_Problem details_.
Reproduce each line of the data below without any changes.

(Stored items)
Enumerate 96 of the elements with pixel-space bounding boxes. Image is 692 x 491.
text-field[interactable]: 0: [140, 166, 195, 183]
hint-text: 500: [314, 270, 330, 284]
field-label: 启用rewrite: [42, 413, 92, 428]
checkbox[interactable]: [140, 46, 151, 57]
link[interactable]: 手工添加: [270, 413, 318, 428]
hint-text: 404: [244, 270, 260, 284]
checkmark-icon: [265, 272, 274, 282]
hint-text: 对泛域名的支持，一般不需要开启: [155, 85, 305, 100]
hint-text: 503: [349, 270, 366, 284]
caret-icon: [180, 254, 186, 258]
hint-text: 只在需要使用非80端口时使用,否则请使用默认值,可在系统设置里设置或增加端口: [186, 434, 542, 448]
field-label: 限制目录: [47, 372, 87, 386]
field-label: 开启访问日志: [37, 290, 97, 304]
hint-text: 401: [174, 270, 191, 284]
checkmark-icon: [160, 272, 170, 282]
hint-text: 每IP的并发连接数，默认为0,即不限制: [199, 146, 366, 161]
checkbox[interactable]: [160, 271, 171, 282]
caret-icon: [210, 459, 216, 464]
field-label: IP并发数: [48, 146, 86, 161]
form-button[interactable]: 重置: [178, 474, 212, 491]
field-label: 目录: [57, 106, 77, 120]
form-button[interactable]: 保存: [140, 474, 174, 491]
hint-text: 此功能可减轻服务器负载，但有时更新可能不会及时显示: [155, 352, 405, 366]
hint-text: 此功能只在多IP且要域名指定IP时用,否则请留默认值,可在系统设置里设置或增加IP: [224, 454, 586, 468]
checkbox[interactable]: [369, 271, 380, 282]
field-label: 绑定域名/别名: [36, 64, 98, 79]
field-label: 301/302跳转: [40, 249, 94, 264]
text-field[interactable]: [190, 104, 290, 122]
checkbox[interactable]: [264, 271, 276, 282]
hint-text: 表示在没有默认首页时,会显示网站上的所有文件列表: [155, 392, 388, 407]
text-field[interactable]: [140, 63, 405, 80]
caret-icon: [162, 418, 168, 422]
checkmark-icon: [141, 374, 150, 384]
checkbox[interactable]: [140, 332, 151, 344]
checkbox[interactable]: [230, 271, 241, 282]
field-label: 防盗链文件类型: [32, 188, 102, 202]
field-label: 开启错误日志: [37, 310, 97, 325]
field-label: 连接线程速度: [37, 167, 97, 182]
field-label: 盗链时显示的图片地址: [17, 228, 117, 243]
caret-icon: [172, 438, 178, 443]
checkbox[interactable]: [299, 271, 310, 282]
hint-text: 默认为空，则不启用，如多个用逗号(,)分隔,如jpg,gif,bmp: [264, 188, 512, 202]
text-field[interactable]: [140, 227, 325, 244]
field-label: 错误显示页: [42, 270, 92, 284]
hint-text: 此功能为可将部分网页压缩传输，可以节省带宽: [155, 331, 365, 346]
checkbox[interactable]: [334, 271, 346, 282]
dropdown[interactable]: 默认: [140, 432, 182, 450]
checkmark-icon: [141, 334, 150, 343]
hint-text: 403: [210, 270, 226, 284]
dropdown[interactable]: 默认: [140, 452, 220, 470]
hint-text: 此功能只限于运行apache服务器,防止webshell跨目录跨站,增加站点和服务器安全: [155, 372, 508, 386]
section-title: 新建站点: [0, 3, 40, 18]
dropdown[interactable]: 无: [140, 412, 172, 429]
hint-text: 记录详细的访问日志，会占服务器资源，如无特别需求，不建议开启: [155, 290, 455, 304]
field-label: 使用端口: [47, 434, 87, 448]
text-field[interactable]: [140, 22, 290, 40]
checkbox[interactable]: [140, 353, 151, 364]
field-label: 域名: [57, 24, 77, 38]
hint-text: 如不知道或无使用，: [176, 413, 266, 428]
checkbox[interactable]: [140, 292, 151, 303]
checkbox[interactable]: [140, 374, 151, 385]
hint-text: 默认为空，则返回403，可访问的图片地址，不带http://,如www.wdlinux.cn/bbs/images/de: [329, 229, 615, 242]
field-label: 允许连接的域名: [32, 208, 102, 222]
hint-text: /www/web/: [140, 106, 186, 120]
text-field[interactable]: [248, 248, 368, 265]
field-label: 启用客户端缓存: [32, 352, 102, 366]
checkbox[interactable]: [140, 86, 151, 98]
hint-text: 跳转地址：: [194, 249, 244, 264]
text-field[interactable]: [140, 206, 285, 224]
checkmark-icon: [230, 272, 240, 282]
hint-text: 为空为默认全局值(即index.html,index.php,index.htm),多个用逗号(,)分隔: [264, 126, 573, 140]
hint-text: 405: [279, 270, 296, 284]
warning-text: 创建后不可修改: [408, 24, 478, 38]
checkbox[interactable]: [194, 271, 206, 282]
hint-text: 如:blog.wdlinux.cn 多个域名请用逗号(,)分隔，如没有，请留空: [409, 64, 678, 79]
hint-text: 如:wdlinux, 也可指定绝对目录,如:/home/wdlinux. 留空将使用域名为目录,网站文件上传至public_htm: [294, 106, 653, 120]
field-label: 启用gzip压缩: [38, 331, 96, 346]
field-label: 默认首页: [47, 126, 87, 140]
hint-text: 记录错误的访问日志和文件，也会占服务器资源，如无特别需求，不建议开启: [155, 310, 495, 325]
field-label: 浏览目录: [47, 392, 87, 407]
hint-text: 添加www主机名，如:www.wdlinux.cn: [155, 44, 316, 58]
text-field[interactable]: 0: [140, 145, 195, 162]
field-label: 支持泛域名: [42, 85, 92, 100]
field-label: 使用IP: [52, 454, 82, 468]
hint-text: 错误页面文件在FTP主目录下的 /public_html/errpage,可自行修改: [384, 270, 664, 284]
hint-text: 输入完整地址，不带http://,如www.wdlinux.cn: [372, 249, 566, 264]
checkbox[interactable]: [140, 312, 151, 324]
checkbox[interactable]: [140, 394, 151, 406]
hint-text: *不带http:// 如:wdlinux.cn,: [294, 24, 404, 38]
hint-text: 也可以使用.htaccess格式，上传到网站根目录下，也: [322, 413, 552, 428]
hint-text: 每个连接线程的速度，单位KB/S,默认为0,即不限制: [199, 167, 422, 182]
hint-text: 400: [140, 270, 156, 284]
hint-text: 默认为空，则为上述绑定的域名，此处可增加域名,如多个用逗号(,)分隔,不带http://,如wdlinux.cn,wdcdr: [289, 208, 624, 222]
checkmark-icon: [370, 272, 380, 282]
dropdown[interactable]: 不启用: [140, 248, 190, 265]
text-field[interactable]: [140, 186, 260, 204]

_Answer to this task_.
Enumerate 96 of the elements with pixel-space bounding boxes. Image is 692 x 491.
text-field[interactable]: 0: [140, 166, 195, 183]
hint-text: 500: [314, 270, 330, 284]
field-label: 启用rewrite: [42, 413, 92, 428]
checkbox[interactable]: [140, 46, 151, 57]
link[interactable]: 手工添加: [270, 413, 318, 428]
hint-text: 404: [244, 270, 260, 284]
checkmark-icon: [265, 272, 274, 282]
hint-text: 对泛域名的支持，一般不需要开启: [155, 85, 305, 100]
hint-text: 503: [349, 270, 366, 284]
caret-icon: [180, 254, 186, 258]
hint-text: 只在需要使用非80端口时使用,否则请使用默认值,可在系统设置里设置或增加端口: [186, 434, 542, 448]
field-label: 限制目录: [47, 372, 87, 386]
field-label: 开启访问日志: [37, 290, 97, 304]
hint-text: 401: [174, 270, 191, 284]
checkmark-icon: [160, 272, 170, 282]
hint-text: 每IP的并发连接数，默认为0,即不限制: [199, 146, 366, 161]
checkbox[interactable]: [160, 271, 171, 282]
caret-icon: [210, 459, 216, 464]
field-label: IP并发数: [48, 146, 86, 161]
form-button[interactable]: 重置: [178, 474, 212, 491]
field-label: 目录: [57, 106, 77, 120]
form-button[interactable]: 保存: [140, 474, 174, 491]
hint-text: 此功能可减轻服务器负载，但有时更新可能不会及时显示: [155, 352, 405, 366]
hint-text: 此功能只在多IP且要域名指定IP时用,否则请留默认值,可在系统设置里设置或增加IP: [224, 454, 586, 468]
checkbox[interactable]: [369, 271, 380, 282]
field-label: 绑定域名/别名: [36, 64, 98, 79]
field-label: 301/302跳转: [40, 249, 94, 264]
text-field[interactable]: [190, 104, 290, 122]
checkbox[interactable]: [264, 271, 276, 282]
hint-text: 表示在没有默认首页时,会显示网站上的所有文件列表: [155, 392, 388, 407]
text-field[interactable]: [140, 63, 405, 80]
caret-icon: [162, 418, 168, 422]
checkmark-icon: [141, 374, 150, 384]
checkbox[interactable]: [140, 332, 151, 344]
checkbox[interactable]: [230, 271, 241, 282]
field-label: 防盗链文件类型: [32, 188, 102, 202]
field-label: 开启错误日志: [37, 310, 97, 325]
field-label: 连接线程速度: [37, 167, 97, 182]
field-label: 盗链时显示的图片地址: [17, 228, 117, 243]
caret-icon: [172, 438, 178, 443]
checkbox[interactable]: [299, 271, 310, 282]
hint-text: 默认为空，则不启用，如多个用逗号(,)分隔,如jpg,gif,bmp: [264, 188, 512, 202]
text-field[interactable]: [140, 227, 325, 244]
field-label: 错误显示页: [42, 270, 92, 284]
hint-text: 此功能为可将部分网页压缩传输，可以节省带宽: [155, 331, 365, 346]
checkbox[interactable]: [334, 271, 346, 282]
dropdown[interactable]: 默认: [140, 432, 182, 450]
checkmark-icon: [141, 334, 150, 343]
hint-text: 403: [210, 270, 226, 284]
dropdown[interactable]: 默认: [140, 452, 220, 470]
hint-text: 此功能只限于运行apache服务器,防止webshell跨目录跨站,增加站点和服务器安全: [155, 372, 508, 386]
section-title: 新建站点: [0, 3, 40, 18]
dropdown[interactable]: 无: [140, 412, 172, 429]
hint-text: 记录详细的访问日志，会占服务器资源，如无特别需求，不建议开启: [155, 290, 455, 304]
field-label: 使用端口: [47, 434, 87, 448]
text-field[interactable]: [140, 22, 290, 40]
checkbox[interactable]: [140, 353, 151, 364]
field-label: 域名: [57, 24, 77, 38]
hint-text: 如不知道或无使用，: [176, 413, 266, 428]
checkbox[interactable]: [140, 292, 151, 303]
checkbox[interactable]: [140, 374, 151, 385]
hint-text: 默认为空，则返回403，可访问的图片地址，不带http://,如www.wdlinux.cn/bbs/images/de: [329, 229, 615, 242]
field-label: 允许连接的域名: [32, 208, 102, 222]
hint-text: /www/web/: [140, 106, 186, 120]
text-field[interactable]: [248, 248, 368, 265]
field-label: 启用客户端缓存: [32, 352, 102, 366]
checkbox[interactable]: [140, 86, 151, 98]
hint-text: 跳转地址：: [194, 249, 244, 264]
text-field[interactable]: [140, 206, 285, 224]
checkmark-icon: [230, 272, 240, 282]
hint-text: 为空为默认全局值(即index.html,index.php,index.htm),多个用逗号(,)分隔: [264, 126, 573, 140]
hint-text: 405: [279, 270, 296, 284]
warning-text: 创建后不可修改: [408, 24, 478, 38]
checkbox[interactable]: [194, 271, 206, 282]
hint-text: 如:blog.wdlinux.cn 多个域名请用逗号(,)分隔，如没有，请留空: [409, 64, 678, 79]
hint-text: 如:wdlinux, 也可指定绝对目录,如:/home/wdlinux. 留空将使用域名为目录,网站文件上传至public_htm: [294, 106, 653, 120]
field-label: 启用gzip压缩: [38, 331, 96, 346]
field-label: 默认首页: [47, 126, 87, 140]
hint-text: 记录错误的访问日志和文件，也会占服务器资源，如无特别需求，不建议开启: [155, 310, 495, 325]
field-label: 浏览目录: [47, 392, 87, 407]
hint-text: 添加www主机名，如:www.wdlinux.cn: [155, 44, 316, 58]
text-field[interactable]: 0: [140, 145, 195, 162]
field-label: 支持泛域名: [42, 85, 92, 100]
field-label: 使用IP: [52, 454, 82, 468]
hint-text: 错误页面文件在FTP主目录下的 /public_html/errpage,可自行修改: [384, 270, 664, 284]
hint-text: 输入完整地址，不带http://,如www.wdlinux.cn: [372, 249, 566, 264]
checkbox[interactable]: [140, 312, 151, 324]
checkbox[interactable]: [140, 394, 151, 406]
hint-text: *不带http:// 如:wdlinux.cn,: [294, 24, 404, 38]
hint-text: 也可以使用.htaccess格式，上传到网站根目录下，也: [322, 413, 552, 428]
hint-text: 每个连接线程的速度，单位KB/S,默认为0,即不限制: [199, 167, 422, 182]
hint-text: 400: [140, 270, 156, 284]
hint-text: 默认为空，则为上述绑定的域名，此处可增加域名,如多个用逗号(,)分隔,不带http://,如wdlinux.cn,wdcdr: [289, 208, 624, 222]
checkmark-icon: [370, 272, 380, 282]
dropdown[interactable]: 不启用: [140, 248, 190, 265]
text-field[interactable]: [140, 186, 260, 204]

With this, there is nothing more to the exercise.